Given problem: What lines of the data hold the string "kapsayacak"? Pull each one out.

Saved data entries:
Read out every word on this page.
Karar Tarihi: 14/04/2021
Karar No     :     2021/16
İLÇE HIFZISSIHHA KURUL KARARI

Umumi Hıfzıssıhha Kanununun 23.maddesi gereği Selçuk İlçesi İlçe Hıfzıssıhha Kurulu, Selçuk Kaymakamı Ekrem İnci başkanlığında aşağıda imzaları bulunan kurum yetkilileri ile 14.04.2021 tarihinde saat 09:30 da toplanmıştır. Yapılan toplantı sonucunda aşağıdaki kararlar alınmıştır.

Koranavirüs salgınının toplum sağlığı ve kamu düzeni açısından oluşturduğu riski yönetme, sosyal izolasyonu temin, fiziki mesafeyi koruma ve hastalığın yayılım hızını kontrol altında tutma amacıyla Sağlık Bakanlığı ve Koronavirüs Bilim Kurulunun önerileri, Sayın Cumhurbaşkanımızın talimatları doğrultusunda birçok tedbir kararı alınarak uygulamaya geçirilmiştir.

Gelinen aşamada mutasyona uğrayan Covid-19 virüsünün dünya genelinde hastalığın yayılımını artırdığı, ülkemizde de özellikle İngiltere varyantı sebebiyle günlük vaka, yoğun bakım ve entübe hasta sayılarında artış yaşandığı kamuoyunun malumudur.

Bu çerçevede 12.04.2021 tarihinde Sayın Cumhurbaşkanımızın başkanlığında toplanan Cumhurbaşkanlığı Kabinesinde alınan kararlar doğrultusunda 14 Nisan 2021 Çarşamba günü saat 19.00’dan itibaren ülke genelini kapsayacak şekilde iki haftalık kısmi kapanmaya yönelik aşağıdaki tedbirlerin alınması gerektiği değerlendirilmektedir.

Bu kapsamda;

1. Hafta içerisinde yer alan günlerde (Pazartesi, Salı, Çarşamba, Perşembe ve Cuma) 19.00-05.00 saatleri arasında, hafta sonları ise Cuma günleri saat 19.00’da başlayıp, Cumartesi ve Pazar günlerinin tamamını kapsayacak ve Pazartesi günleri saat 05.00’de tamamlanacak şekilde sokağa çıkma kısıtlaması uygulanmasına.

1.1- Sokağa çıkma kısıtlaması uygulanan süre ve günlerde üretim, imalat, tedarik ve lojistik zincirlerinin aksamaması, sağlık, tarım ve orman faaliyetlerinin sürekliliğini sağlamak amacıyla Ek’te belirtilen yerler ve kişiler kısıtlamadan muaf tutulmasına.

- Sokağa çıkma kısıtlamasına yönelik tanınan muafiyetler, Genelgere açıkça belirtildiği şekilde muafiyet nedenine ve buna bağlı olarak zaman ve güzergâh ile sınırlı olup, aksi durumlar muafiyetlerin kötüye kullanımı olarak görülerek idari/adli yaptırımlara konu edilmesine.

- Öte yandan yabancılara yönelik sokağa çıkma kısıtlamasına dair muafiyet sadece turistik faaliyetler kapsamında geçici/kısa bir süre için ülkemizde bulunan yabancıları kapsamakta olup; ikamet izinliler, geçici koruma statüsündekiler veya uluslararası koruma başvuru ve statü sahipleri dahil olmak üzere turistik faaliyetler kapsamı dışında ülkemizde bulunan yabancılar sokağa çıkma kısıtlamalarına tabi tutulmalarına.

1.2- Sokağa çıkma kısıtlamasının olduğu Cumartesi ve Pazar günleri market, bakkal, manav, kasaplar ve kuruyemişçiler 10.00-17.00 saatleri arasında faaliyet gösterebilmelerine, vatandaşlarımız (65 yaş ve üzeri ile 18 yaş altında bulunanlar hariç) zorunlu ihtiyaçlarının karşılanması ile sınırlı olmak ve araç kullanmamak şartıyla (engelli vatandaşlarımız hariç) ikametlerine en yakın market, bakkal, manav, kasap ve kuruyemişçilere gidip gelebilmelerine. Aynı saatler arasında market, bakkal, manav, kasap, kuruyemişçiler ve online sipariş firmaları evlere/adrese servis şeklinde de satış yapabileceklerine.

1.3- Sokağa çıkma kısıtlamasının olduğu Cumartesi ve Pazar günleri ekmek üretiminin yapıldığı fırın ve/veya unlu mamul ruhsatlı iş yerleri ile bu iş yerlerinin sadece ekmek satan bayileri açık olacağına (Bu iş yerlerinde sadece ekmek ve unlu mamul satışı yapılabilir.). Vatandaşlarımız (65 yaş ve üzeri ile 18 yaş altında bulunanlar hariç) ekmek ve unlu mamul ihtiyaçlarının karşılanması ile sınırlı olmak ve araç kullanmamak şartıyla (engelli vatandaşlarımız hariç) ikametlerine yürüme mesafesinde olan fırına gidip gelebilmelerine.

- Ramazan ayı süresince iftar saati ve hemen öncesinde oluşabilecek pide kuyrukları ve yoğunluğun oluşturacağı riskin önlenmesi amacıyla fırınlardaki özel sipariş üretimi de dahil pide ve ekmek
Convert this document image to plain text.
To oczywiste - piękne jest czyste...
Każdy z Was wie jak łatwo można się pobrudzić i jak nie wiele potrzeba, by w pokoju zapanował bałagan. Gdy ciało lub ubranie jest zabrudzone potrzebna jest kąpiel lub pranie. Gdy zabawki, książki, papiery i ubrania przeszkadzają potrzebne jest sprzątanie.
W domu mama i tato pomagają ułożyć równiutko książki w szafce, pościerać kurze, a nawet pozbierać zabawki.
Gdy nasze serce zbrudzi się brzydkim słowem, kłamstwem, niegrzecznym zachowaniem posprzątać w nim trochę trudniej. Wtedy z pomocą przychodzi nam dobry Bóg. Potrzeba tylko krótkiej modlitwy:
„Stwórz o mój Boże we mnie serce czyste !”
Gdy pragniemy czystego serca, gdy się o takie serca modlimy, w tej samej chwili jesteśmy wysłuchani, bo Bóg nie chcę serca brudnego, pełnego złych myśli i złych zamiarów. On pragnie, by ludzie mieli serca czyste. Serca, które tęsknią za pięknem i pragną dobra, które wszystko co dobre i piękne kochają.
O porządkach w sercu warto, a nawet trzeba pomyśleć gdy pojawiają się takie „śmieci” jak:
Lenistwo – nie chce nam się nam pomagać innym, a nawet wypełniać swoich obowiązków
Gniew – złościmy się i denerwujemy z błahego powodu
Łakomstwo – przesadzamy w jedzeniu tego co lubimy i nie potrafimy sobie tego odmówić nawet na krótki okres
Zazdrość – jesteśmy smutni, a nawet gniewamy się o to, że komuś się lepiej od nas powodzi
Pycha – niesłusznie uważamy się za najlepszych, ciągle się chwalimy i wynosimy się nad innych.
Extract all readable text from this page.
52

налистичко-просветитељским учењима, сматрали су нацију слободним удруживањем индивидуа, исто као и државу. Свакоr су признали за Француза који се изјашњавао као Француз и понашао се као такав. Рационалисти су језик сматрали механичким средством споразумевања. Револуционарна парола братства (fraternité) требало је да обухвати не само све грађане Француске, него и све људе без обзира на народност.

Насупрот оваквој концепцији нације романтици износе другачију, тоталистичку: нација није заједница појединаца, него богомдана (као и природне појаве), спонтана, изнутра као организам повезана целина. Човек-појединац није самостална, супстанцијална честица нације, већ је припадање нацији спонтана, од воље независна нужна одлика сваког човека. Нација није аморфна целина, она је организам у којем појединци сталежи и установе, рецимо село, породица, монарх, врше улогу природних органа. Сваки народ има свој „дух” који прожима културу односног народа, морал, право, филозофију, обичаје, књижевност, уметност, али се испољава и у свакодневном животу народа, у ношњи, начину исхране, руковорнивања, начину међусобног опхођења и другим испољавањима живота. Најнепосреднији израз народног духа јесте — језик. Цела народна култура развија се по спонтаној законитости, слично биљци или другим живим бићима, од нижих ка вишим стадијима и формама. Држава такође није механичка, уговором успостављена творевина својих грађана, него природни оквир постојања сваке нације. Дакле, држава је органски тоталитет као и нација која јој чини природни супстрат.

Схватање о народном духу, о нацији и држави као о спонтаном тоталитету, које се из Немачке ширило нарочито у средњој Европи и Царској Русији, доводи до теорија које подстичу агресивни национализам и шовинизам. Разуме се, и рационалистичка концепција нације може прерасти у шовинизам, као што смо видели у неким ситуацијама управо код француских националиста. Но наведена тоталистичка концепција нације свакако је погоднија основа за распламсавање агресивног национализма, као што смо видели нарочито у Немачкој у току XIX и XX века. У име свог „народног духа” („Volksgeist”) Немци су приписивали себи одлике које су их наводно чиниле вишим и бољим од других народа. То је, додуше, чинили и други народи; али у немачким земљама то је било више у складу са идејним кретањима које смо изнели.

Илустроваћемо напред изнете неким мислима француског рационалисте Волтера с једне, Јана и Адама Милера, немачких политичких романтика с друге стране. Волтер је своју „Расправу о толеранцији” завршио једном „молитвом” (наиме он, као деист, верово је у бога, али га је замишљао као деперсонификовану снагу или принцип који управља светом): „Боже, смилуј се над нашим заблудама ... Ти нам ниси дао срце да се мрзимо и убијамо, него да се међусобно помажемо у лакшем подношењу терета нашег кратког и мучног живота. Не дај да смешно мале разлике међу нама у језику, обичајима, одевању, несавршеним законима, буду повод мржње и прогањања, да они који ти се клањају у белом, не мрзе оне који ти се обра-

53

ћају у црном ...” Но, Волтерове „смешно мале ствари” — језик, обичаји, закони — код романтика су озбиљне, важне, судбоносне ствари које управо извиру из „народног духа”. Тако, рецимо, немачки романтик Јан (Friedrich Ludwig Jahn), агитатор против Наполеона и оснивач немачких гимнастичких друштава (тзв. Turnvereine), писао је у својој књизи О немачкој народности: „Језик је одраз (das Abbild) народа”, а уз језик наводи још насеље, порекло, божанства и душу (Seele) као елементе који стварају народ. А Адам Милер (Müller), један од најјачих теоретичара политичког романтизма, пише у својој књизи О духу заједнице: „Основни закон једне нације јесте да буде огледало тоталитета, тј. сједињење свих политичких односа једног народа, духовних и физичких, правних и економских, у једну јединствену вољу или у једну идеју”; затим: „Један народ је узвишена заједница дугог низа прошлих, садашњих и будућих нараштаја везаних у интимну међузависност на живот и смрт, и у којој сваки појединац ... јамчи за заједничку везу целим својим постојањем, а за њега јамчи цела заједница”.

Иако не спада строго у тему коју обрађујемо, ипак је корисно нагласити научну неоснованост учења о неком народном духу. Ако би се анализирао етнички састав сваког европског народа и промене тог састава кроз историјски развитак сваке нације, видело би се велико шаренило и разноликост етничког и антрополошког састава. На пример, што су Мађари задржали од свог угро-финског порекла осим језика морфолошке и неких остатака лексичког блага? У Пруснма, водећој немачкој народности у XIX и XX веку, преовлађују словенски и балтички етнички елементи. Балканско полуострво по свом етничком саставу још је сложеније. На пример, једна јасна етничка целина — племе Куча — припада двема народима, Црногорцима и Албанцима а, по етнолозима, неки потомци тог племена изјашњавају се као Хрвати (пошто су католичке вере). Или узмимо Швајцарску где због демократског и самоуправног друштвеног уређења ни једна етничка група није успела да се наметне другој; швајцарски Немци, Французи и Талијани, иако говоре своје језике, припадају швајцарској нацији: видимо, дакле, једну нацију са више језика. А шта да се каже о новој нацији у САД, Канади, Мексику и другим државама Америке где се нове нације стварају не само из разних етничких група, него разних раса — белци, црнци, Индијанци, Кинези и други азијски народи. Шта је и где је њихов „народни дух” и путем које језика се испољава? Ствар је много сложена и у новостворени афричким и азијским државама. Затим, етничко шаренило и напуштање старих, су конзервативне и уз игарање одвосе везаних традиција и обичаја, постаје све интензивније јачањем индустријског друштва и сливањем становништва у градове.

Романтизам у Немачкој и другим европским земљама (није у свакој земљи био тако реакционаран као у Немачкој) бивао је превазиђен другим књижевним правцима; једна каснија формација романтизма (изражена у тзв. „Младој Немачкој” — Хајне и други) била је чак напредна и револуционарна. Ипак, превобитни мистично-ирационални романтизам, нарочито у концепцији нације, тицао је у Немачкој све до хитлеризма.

Expected output:
Bu çerçevede 12.04.2021 tarihinde Sayın Cumhurbaşkanımızın başkanlığında toplanan Cumhurbaşkanlığı Kabinesinde alınan kararlar doğrultusunda 14 Nisan 2021 Çarşamba günü saat 19.00’dan itibaren ülke genelini kapsayacak şekilde iki haftalık kısmi kapanmaya yönelik aşağıdaki tedbirlerin alınması gerektiği değerlendirilmektedir.
1. Hafta içerisinde yer alan günlerde (Pazartesi, Salı, Çarşamba, Perşembe ve Cuma) 19.00-05.00 saatleri arasında, hafta sonları ise Cuma günleri saat 19.00’da başlayıp, Cumartesi ve Pazar günlerinin tamamını kapsayacak ve Pazartesi günleri saat 05.00’de tamamlanacak şekilde sokağa çıkma kısıtlaması uygulanmasına.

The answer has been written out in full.